Lava-Jato, a caixa de Pandora
Alceu A. Sperança
A Operação Lava-Jato, atacada por tecnicalidades não desprezíveis mas moralmente defensável, é fruto da aversão popular à corrupção. Ela abriu a sangria que derrubou até o idealizador de seu estancamento - o senador Romero Jucá. Na superfície, a sangria consiste em fazer a economia nacional virar caso de polícia e impedir empresários em desgraça de celebrar contratos com o poder público, afetando reputações, empregos e obras de infraestrutura.
No subterrâneo dessa patriótica preocupação, o desejo de evitar que o MDB e outros vetores das coalizões montadas no franciscanismo invertido ("é recebendo que se dá") fossem arrastados de vez pela onda moralista, que empurrou o presidente Michel Temer para um nível de impopularidade ainda pior que o da ex-presidente deposta.

## Questões propostas:
**a)** Transcreva, do texto sobre a Operação Lava-Jato, tudo o que vai desde "Lava-Jato, a caixa" até "obras de infraestrutura.".
**b)** Prossiga com o texto sobre a Operação Lava-Jato a partir do ponto em que ele termina.
Não é preciso consultar o material para realizar as tarefas.

## Informações fornecidas:

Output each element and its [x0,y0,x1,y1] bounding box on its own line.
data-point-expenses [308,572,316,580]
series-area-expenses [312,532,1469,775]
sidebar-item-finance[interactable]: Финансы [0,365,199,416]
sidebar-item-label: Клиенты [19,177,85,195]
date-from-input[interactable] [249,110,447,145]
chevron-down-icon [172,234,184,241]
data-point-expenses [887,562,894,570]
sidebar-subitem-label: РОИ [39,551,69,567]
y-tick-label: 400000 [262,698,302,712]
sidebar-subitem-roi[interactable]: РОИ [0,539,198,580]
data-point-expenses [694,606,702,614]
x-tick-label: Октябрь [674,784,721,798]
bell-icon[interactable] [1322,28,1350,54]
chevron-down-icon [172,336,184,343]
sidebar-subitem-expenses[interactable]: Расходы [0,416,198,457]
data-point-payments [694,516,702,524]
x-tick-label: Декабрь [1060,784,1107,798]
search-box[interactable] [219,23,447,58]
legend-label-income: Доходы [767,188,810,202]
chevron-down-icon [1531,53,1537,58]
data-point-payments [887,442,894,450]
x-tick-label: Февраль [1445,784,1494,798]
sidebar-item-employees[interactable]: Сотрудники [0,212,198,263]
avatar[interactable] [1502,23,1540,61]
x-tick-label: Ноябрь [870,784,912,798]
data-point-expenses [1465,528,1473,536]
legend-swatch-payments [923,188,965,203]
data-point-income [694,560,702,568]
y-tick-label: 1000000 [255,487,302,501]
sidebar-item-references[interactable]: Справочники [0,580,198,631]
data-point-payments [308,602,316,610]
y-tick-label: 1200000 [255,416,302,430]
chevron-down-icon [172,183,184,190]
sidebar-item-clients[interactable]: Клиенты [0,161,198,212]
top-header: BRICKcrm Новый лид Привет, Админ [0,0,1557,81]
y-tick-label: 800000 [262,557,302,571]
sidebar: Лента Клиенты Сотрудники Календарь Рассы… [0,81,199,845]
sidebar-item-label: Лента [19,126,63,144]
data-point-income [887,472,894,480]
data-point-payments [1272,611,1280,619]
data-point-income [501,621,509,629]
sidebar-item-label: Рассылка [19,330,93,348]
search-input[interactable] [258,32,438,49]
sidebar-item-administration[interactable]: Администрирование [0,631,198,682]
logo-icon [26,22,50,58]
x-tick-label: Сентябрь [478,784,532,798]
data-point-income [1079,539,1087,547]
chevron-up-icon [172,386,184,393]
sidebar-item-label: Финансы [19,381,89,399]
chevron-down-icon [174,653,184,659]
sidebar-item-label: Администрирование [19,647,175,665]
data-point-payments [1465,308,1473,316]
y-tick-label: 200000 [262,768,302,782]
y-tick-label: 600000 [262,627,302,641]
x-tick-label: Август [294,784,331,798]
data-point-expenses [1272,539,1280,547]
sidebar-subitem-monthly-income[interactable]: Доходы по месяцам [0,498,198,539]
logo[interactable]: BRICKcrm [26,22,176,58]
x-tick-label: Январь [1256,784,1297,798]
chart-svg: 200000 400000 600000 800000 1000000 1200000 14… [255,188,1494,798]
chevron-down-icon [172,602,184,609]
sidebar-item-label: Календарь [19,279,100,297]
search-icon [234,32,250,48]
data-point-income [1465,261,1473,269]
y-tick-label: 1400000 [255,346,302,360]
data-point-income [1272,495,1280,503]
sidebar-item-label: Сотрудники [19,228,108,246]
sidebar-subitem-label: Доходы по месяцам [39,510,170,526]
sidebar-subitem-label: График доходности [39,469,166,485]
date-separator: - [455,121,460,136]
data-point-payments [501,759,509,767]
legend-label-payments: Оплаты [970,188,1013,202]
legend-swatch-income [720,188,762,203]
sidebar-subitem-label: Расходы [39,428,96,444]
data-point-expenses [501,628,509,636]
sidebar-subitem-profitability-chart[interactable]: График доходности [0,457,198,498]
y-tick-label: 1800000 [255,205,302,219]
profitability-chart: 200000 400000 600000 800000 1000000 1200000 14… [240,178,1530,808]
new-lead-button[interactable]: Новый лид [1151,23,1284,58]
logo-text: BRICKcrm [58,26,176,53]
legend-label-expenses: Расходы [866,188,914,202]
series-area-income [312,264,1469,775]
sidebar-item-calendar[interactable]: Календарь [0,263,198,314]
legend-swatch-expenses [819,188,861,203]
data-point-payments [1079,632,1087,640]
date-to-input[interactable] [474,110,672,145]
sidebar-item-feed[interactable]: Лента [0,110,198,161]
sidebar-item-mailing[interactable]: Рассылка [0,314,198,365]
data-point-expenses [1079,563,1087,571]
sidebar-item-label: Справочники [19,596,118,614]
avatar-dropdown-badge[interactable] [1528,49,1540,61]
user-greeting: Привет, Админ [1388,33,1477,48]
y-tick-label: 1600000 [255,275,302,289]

## Respostas do exercício:
**a)**
Lava-Jato, a caixa de Pandora
Alceu A. Sperança
A Operação Lava-Jato, atacada por tecnicalidades não desprezíveis mas moralmente defensável, é fruto da aversão popular à corrupção. Ela abriu a sangria que derrubou até o idealizador de seu estancamento - o senador Romero Jucá. Na superfície, a sangria consiste em fazer a economia nacional virar caso de polícia e impedir empresários em desgraça de celebrar contratos com o poder público, afetando reputações, empregos e obras de infraestrutura.

**b)**
A chapa Dilma-Temer sangrou fortemente, até a inanição administrativa que paralisou o governo e as botas de cimento que brecaram a ex-presidente de decolar ao Senado. Faz parte da sangria o lamento de que o Brasil não repetirá mais os pibões anteriores à mãe das crises - que arruinou a ditadura no quinquênio 1980-1984 -, nem dos voos de galinha encerrados em 2010, quando passa a se esgotar o superciclo das commodities.
Antes da LJ, argumentos diversos se apresentavam para explicar o atraso nacional: patrimonialismo, sangue índio, pele amorenada, colonização lusa... Aí ela surgiu, caixa de Pandora e muleta que explica ou justifica quase tudo: desindustrialização, queda na armadilha da renda média, desigualdade, fim do bônus demográfico, infraestrutura paralisada, queda nos investimentos, zika, sarampo... e agora até a democracia ameaçada pelo fascismo!
É verdade, porém, que tudo tem consequências. Em 1767, o Marquês de Pombal conseguiu dar fim ao "mecanismo" estabelecido pelos jesuítas para explorar a Amazônia e seus povos. Abriu então uma "sangria" que culminou com a demonização e expulsão dos padres.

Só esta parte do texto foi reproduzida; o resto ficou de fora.